▸ Stated task:
Collect every line below that contains the word "name".

▸ Record set:
----

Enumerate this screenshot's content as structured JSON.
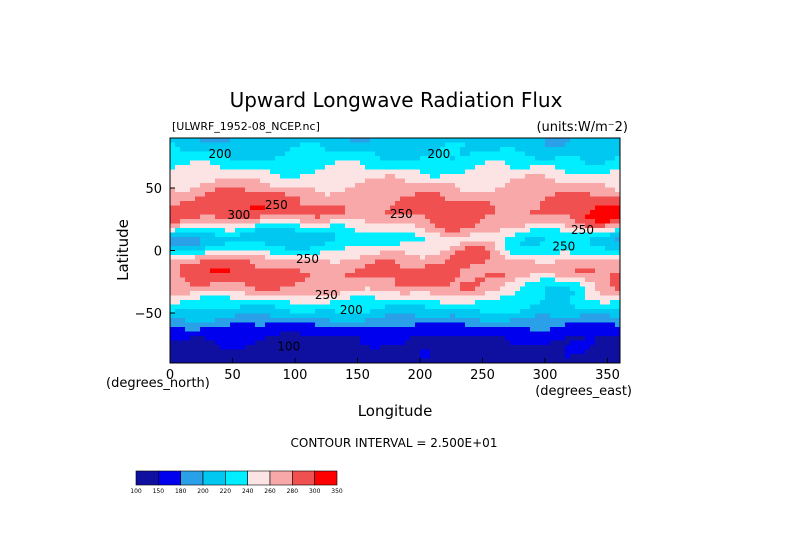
{
  "chart_data": {
    "type": "heatmap",
    "title": "Upward Longwave Radiation Flux",
    "file_label": "[ULWRF_1952-08_NCEP.nc]",
    "units_label": "(units:W/m⁻2)",
    "xlabel": "Longitude",
    "ylabel": "Latitude",
    "x_units_label": "(degrees_east)",
    "y_units_label": "(degrees_north)",
    "xlim": [
      0,
      360
    ],
    "ylim": [
      -90,
      90
    ],
    "x_ticks": [
      0,
      50,
      100,
      150,
      200,
      250,
      300,
      350
    ],
    "y_ticks": [
      -50,
      0,
      50
    ],
    "x_tick_labels": [
      "0",
      "50",
      "100",
      "150",
      "200",
      "250",
      "300",
      "350"
    ],
    "y_tick_labels": [
      "−50",
      "0",
      "50"
    ],
    "contour_interval_label": "CONTOUR INTERVAL = 2.500E+01",
    "color_levels": [
      100,
      150,
      180,
      200,
      220,
      240,
      260,
      280,
      300,
      350
    ],
    "colorbar_labels": [
      "100",
      "150",
      "180",
      "200",
      "220",
      "240",
      "260",
      "280",
      "300",
      "350"
    ],
    "colors": [
      "#1010a0",
      "#0000ee",
      "#2aa0e8",
      "#00c8f0",
      "#00eeff",
      "#fde4e4",
      "#f8a8a8",
      "#f05050",
      "#ff0000"
    ],
    "contour_labels": [
      {
        "text": "200",
        "lon": 40,
        "lat": 77
      },
      {
        "text": "200",
        "lon": 215,
        "lat": 77
      },
      {
        "text": "300",
        "lon": 55,
        "lat": 28
      },
      {
        "text": "250",
        "lon": 85,
        "lat": 36
      },
      {
        "text": "250",
        "lon": 185,
        "lat": 29
      },
      {
        "text": "250",
        "lon": 330,
        "lat": 16
      },
      {
        "text": "250",
        "lon": 315,
        "lat": 3
      },
      {
        "text": "250",
        "lon": 110,
        "lat": -7
      },
      {
        "text": "250",
        "lon": 125,
        "lat": -36
      },
      {
        "text": "200",
        "lon": 145,
        "lat": -48
      },
      {
        "text": "100",
        "lon": 95,
        "lat": -77
      }
    ],
    "zonal_profile": [
      {
        "lat": 90,
        "value": 205
      },
      {
        "lat": 80,
        "value": 215
      },
      {
        "lat": 70,
        "value": 230
      },
      {
        "lat": 55,
        "value": 258
      },
      {
        "lat": 40,
        "value": 280
      },
      {
        "lat": 30,
        "value": 285
      },
      {
        "lat": 20,
        "value": 262
      },
      {
        "lat": 10,
        "value": 232
      },
      {
        "lat": 0,
        "value": 250
      },
      {
        "lat": -10,
        "value": 272
      },
      {
        "lat": -20,
        "value": 285
      },
      {
        "lat": -30,
        "value": 275
      },
      {
        "lat": -40,
        "value": 238
      },
      {
        "lat": -50,
        "value": 212
      },
      {
        "lat": -60,
        "value": 180
      },
      {
        "lat": -70,
        "value": 150
      },
      {
        "lat": -80,
        "value": 140
      },
      {
        "lat": -90,
        "value": 135
      }
    ],
    "warm_features": [
      {
        "lon": 45,
        "lat": 34,
        "value": 305
      },
      {
        "lon": 345,
        "lat": 28,
        "value": 300
      },
      {
        "lon": 25,
        "lat": -15,
        "value": 300
      },
      {
        "lon": 245,
        "lat": -5,
        "value": 302
      },
      {
        "lon": 225,
        "lat": 22,
        "value": 285
      }
    ],
    "cold_features": [
      {
        "lon": 15,
        "lat": 7,
        "value": 180
      },
      {
        "lon": 90,
        "lat": 12,
        "value": 212
      },
      {
        "lon": 130,
        "lat": 10,
        "value": 215
      },
      {
        "lon": 285,
        "lat": 2,
        "value": 210
      },
      {
        "lon": 310,
        "lat": -30,
        "value": 210
      }
    ]
  }
}
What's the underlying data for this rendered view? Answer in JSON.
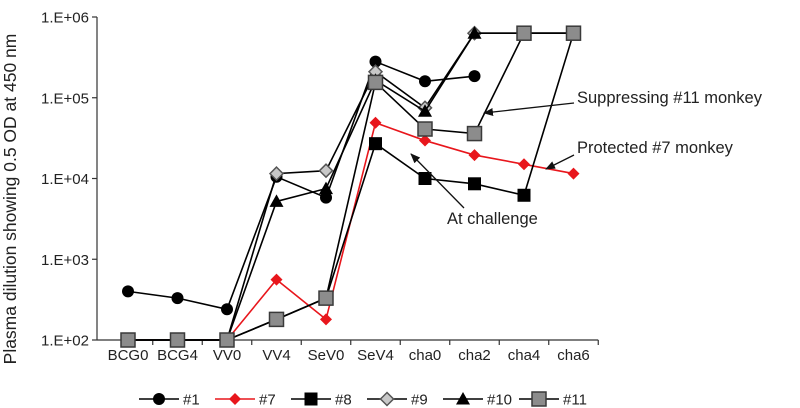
{
  "chart_data": {
    "type": "line",
    "ylabel": "Plasma dilution showing 0.5 OD at 450 nm",
    "yscale": "log",
    "ylim": [
      100,
      1000000
    ],
    "yticks": [
      {
        "value": 100,
        "label": "1.E+02"
      },
      {
        "value": 1000,
        "label": "1.E+03"
      },
      {
        "value": 10000,
        "label": "1.E+04"
      },
      {
        "value": 100000,
        "label": "1.E+05"
      },
      {
        "value": 1000000,
        "label": "1.E+06"
      }
    ],
    "categories": [
      "BCG0",
      "BCG4",
      "VV0",
      "VV4",
      "SeV0",
      "SeV4",
      "cha0",
      "cha2",
      "cha4",
      "cha6"
    ],
    "grid": false,
    "legend": "bottom",
    "series": [
      {
        "name": "#1",
        "color": "#000000",
        "marker": "circle",
        "values": [
          400,
          330,
          240,
          10500,
          5800,
          280000,
          160000,
          185000,
          null,
          null
        ]
      },
      {
        "name": "#7",
        "color": "#e8161c",
        "marker": "diamond",
        "values": [
          100,
          100,
          100,
          560,
          180,
          49000,
          29500,
          19500,
          15000,
          11500
        ]
      },
      {
        "name": "#8",
        "color": "#000000",
        "marker": "square",
        "values": [
          100,
          100,
          100,
          180,
          330,
          27000,
          10000,
          8600,
          6200,
          630000
        ]
      },
      {
        "name": "#9",
        "color": "#555555",
        "marker": "diamond-open",
        "values": [
          100,
          100,
          100,
          11500,
          12500,
          210000,
          75000,
          630000,
          630000,
          630000
        ]
      },
      {
        "name": "#10",
        "color": "#000000",
        "marker": "triangle",
        "values": [
          100,
          100,
          100,
          5200,
          7500,
          165000,
          68000,
          630000,
          630000,
          630000
        ]
      },
      {
        "name": "#11",
        "color": "#555555",
        "marker": "square-gray",
        "values": [
          100,
          100,
          100,
          180,
          330,
          155000,
          41000,
          36000,
          630000,
          630000
        ]
      }
    ],
    "annotations": [
      {
        "text": "Suppressing #11 monkey",
        "target": {
          "series": "#11",
          "x": "cha2"
        }
      },
      {
        "text": "Protected #7 monkey",
        "target": {
          "series": "#7",
          "x": "cha6"
        }
      },
      {
        "text": "At challenge",
        "target": {
          "x": "cha0"
        }
      }
    ]
  }
}
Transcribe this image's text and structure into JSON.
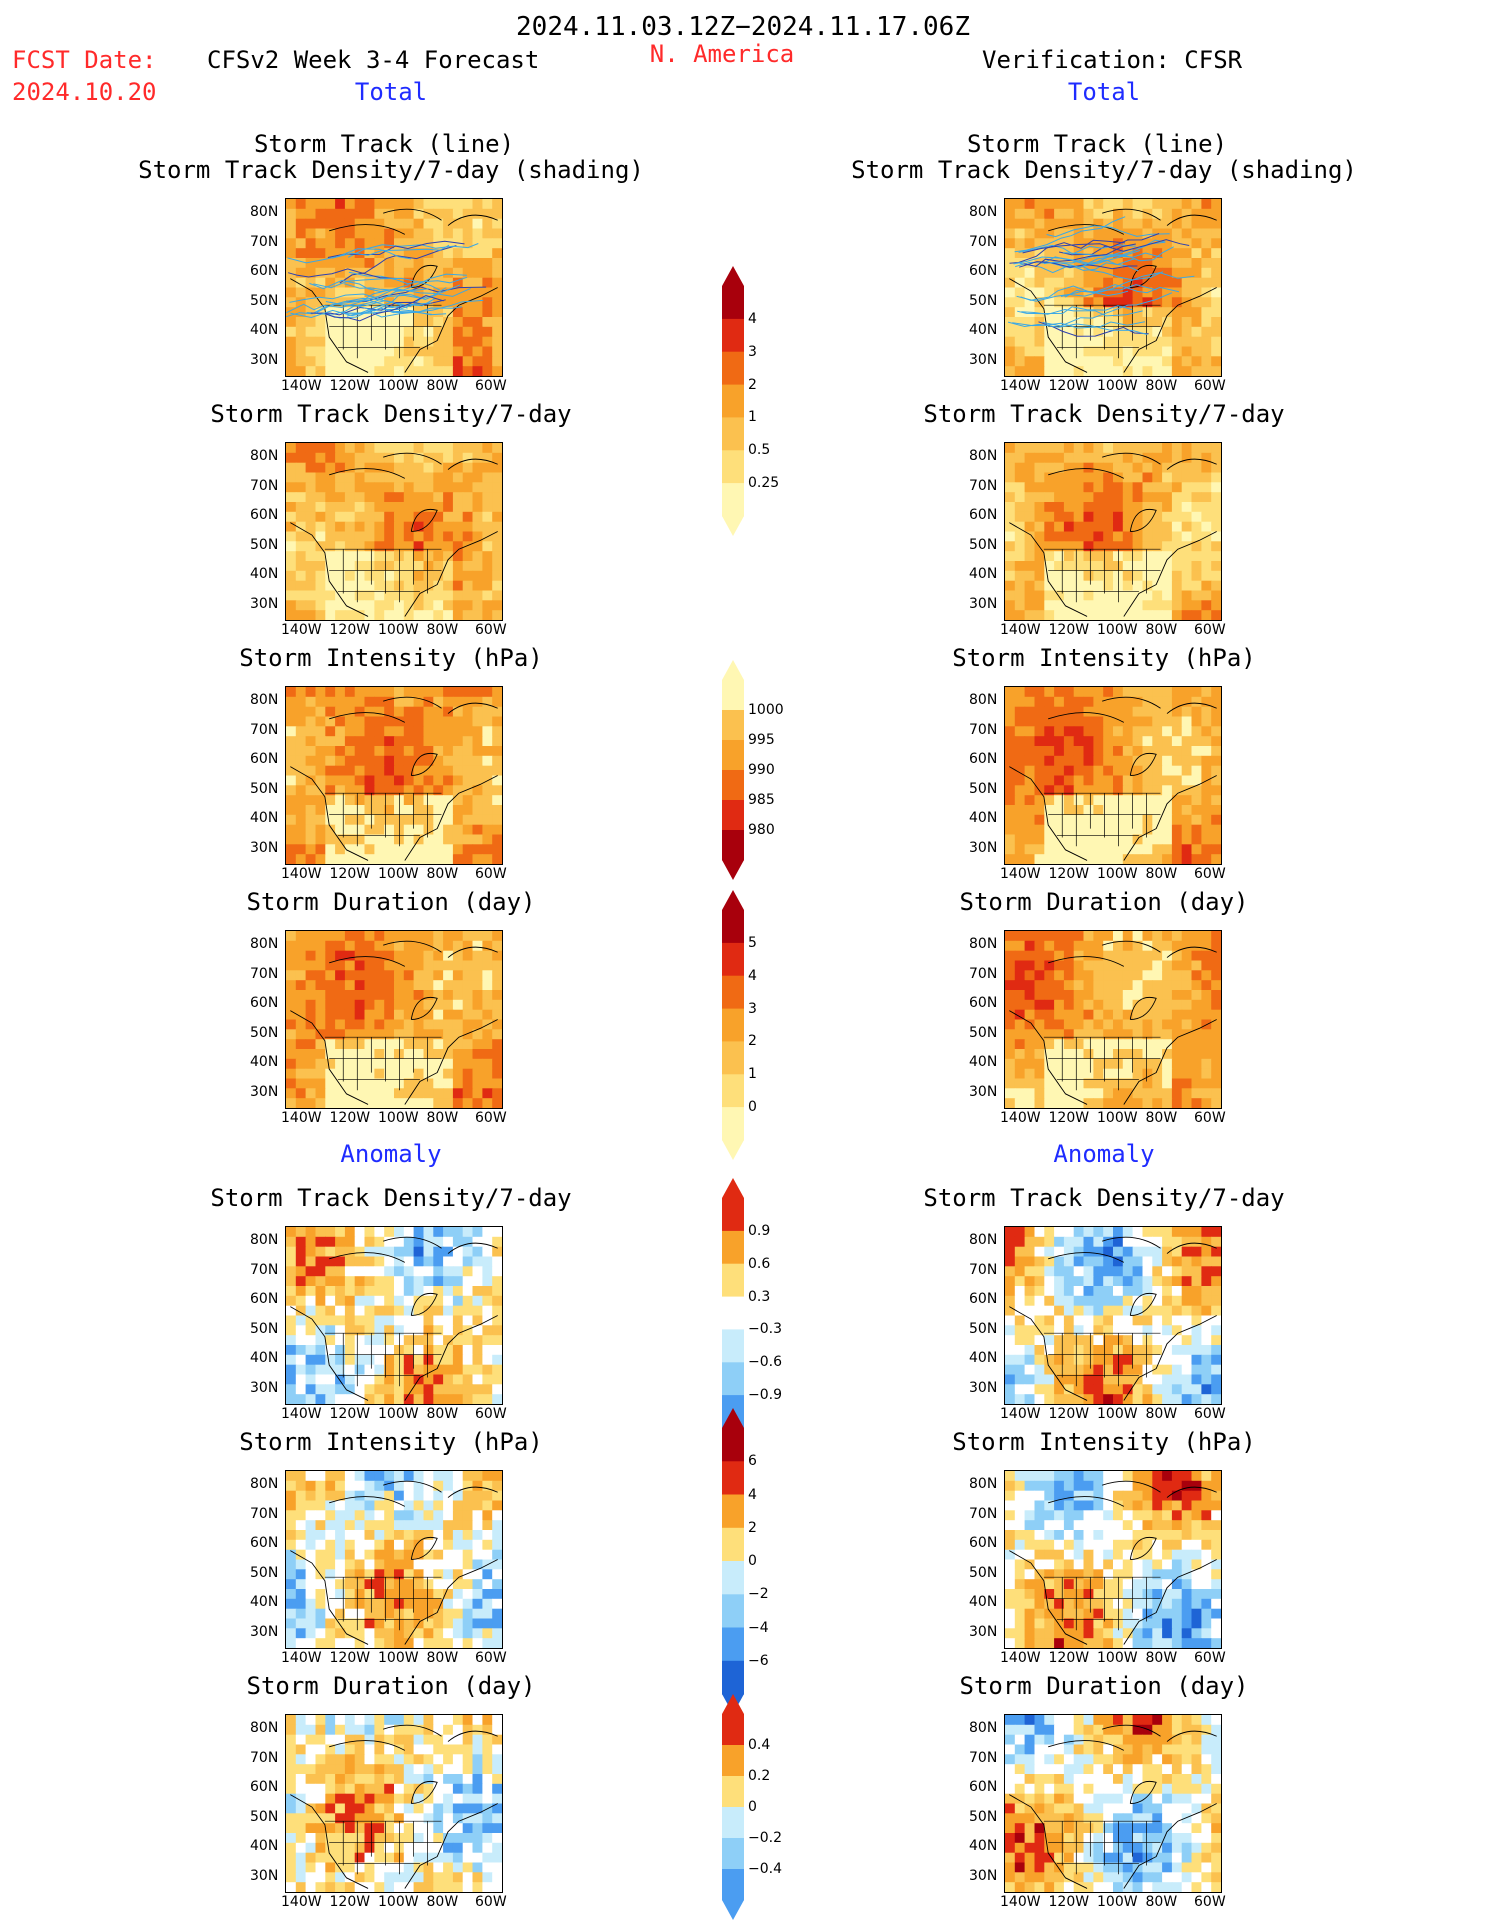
{
  "header": {
    "period": "2024.11.03.12Z−2024.11.17.06Z",
    "fcst_label": "FCST Date:",
    "fcst_date": "2024.10.20",
    "model_title": "CFSv2 Week 3-4 Forecast",
    "region": "N. America",
    "verification": "Verification: CFSR",
    "left_total": "Total",
    "right_total": "Total",
    "left_anomaly": "Anomaly",
    "right_anomaly": "Anomaly"
  },
  "panel_titles": {
    "storm_track_line": "Storm Track (line)",
    "storm_track_shading": "Storm Track Density/7-day (shading)",
    "density": "Storm Track Density/7-day",
    "intensity": "Storm Intensity (hPa)",
    "duration": "Storm Duration (day)"
  },
  "axes": {
    "lat_labels": [
      "80N",
      "70N",
      "60N",
      "50N",
      "40N",
      "30N"
    ],
    "lon_labels": [
      "140W",
      "120W",
      "100W",
      "80W",
      "60W"
    ]
  },
  "colorbars": {
    "density_total": [
      "4",
      "3",
      "2",
      "1",
      "0.5",
      "0.25"
    ],
    "intensity_total": [
      "1000",
      "995",
      "990",
      "985",
      "980"
    ],
    "duration_total": [
      "5",
      "4",
      "3",
      "2",
      "1",
      "0"
    ],
    "density_anom": [
      "0.9",
      "0.6",
      "0.3",
      "−0.3",
      "−0.6",
      "−0.9"
    ],
    "intensity_anom": [
      "6",
      "4",
      "2",
      "0",
      "−2",
      "−4",
      "−6"
    ],
    "duration_anom": [
      "0.4",
      "0.2",
      "0",
      "−0.2",
      "−0.4"
    ]
  },
  "colors": {
    "light_yellow": "#fff7b3",
    "yellow": "#fedf7a",
    "light_orange": "#fbc14f",
    "orange": "#f8a22a",
    "dark_orange": "#f06a14",
    "red": "#e02a12",
    "dark_red": "#a8000c",
    "pale_blue": "#c8ecfb",
    "light_blue": "#8ecff7",
    "mid_blue": "#4b9df1",
    "blue": "#1e64d6",
    "track_line": "#3aa8e6"
  }
}
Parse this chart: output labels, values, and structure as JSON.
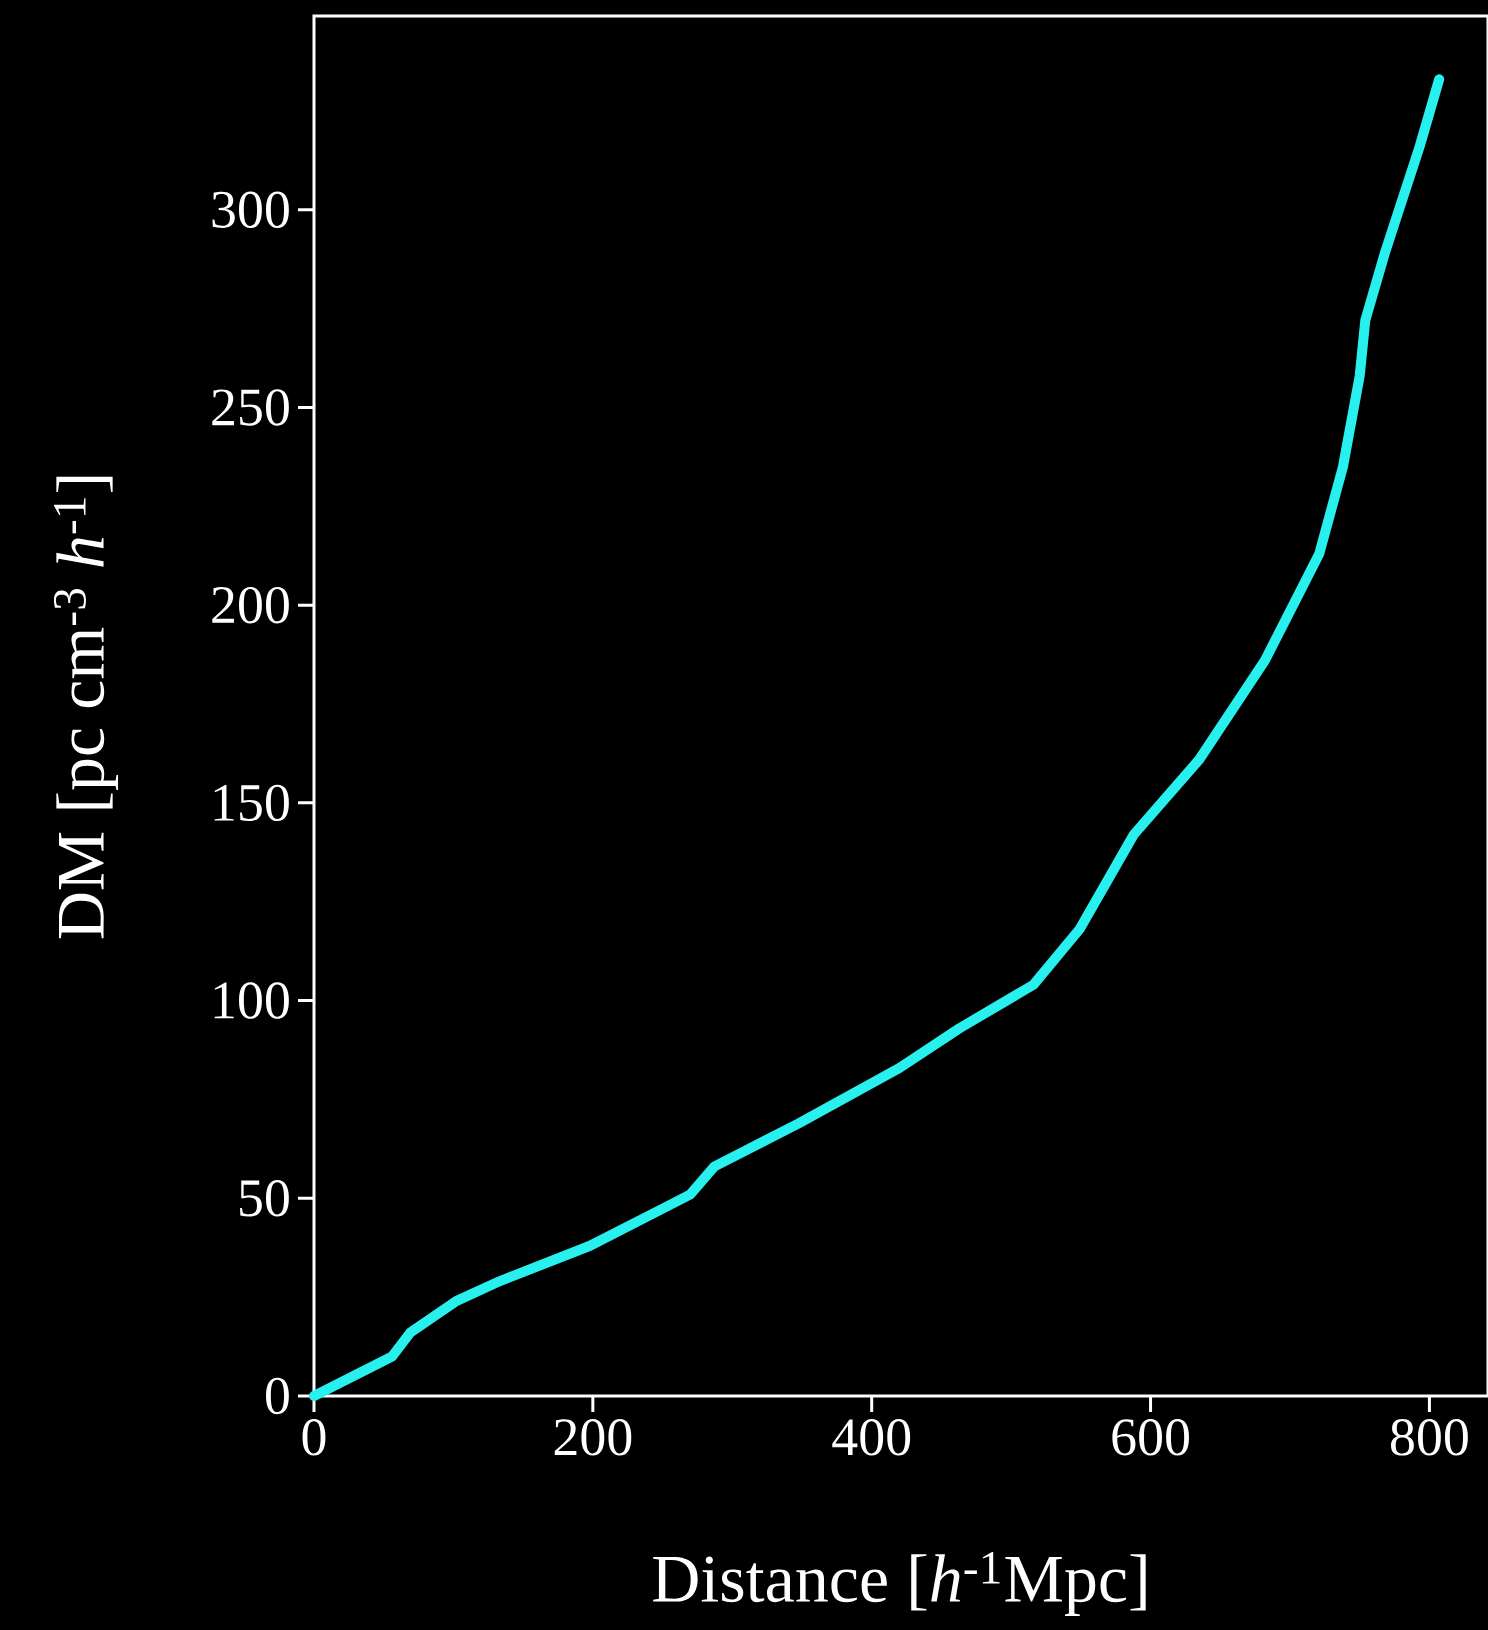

----

▸ Result of this exercise:
        "name": "#1",
        "name": "#7",
        "name": "#8",
        "name": "#9",
        "name": "#10",
        "name": "#11",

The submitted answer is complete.